-------- Records to use

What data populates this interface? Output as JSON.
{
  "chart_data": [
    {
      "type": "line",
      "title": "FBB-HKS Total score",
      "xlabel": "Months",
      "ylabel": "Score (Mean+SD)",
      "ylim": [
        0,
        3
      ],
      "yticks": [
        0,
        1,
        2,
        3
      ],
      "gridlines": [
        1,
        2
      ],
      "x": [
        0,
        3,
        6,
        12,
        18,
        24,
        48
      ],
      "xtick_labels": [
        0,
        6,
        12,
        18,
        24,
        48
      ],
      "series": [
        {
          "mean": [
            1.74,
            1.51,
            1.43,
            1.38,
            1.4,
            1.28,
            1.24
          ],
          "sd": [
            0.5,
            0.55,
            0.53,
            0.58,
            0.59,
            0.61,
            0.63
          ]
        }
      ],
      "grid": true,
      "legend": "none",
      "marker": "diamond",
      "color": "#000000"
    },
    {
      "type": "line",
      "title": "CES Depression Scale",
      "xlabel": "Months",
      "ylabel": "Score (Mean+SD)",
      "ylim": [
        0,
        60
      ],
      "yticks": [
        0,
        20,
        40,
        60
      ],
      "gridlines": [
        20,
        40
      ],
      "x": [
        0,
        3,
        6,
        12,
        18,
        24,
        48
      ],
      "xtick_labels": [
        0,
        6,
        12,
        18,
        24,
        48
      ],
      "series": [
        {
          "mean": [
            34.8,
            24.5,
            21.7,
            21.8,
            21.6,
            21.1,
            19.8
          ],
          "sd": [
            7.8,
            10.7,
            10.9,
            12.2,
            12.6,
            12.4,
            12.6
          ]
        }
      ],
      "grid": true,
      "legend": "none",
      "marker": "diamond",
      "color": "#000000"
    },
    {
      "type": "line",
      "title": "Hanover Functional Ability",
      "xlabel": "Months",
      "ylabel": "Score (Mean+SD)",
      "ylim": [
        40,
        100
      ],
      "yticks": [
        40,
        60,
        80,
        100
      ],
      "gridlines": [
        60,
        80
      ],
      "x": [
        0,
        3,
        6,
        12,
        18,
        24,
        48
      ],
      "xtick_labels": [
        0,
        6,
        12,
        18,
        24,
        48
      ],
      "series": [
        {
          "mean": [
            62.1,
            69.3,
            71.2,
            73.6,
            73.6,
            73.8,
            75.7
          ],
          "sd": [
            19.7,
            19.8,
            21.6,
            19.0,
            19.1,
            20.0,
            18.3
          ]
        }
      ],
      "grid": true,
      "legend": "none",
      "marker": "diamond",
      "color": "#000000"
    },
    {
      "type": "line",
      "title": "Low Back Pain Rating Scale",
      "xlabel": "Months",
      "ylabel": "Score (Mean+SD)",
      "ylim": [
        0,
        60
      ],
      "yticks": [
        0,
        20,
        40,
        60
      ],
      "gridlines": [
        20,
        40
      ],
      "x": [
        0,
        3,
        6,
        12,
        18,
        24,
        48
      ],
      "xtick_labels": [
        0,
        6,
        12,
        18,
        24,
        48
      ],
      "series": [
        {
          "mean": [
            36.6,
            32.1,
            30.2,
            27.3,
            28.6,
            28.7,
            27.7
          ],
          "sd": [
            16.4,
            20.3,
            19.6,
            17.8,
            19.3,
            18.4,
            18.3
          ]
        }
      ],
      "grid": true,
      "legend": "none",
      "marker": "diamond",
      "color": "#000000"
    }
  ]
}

----------------
-------- Records to use

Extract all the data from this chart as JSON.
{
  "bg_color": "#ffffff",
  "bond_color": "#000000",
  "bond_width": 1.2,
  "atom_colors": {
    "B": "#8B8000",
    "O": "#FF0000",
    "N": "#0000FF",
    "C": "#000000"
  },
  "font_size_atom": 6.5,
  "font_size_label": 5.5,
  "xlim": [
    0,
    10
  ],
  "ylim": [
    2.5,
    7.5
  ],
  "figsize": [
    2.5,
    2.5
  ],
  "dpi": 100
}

----------------
-------- Records to use

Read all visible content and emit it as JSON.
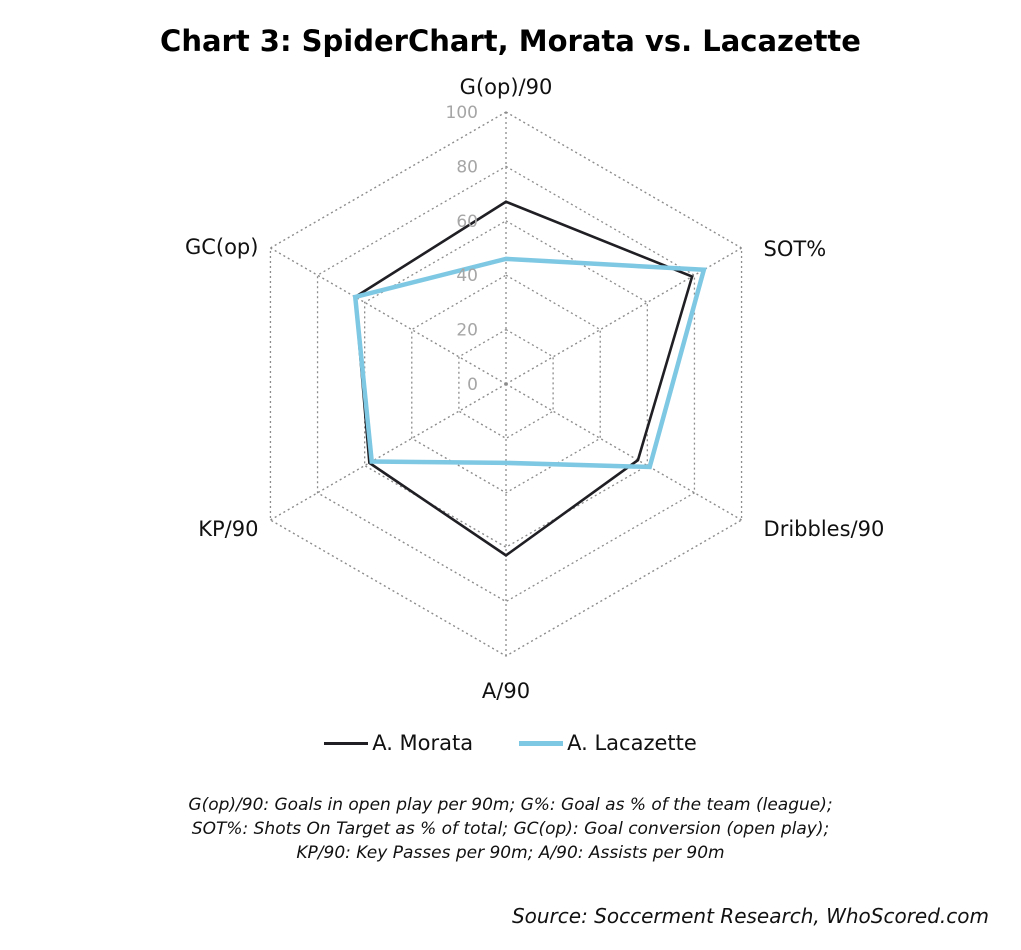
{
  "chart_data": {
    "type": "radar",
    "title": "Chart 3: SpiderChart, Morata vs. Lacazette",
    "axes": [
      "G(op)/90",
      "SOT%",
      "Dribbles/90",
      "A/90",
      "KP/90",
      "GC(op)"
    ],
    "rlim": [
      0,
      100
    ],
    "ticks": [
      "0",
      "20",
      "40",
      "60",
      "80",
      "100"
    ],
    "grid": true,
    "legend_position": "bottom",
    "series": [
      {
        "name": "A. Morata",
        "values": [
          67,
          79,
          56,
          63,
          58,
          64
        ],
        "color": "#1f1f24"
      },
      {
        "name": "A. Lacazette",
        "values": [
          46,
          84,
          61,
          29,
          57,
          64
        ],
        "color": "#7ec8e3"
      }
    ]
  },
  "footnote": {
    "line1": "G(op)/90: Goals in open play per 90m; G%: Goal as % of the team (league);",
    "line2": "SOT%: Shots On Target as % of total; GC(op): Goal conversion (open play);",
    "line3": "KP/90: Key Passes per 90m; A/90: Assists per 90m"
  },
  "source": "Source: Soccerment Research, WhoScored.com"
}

----------------

Check each line above for the word "Morata", and copy the lines where it appears.

■ Complete response:
    "title": "Chart 3: SpiderChart, Morata vs. Lacazette",
        "name": "A. Morata",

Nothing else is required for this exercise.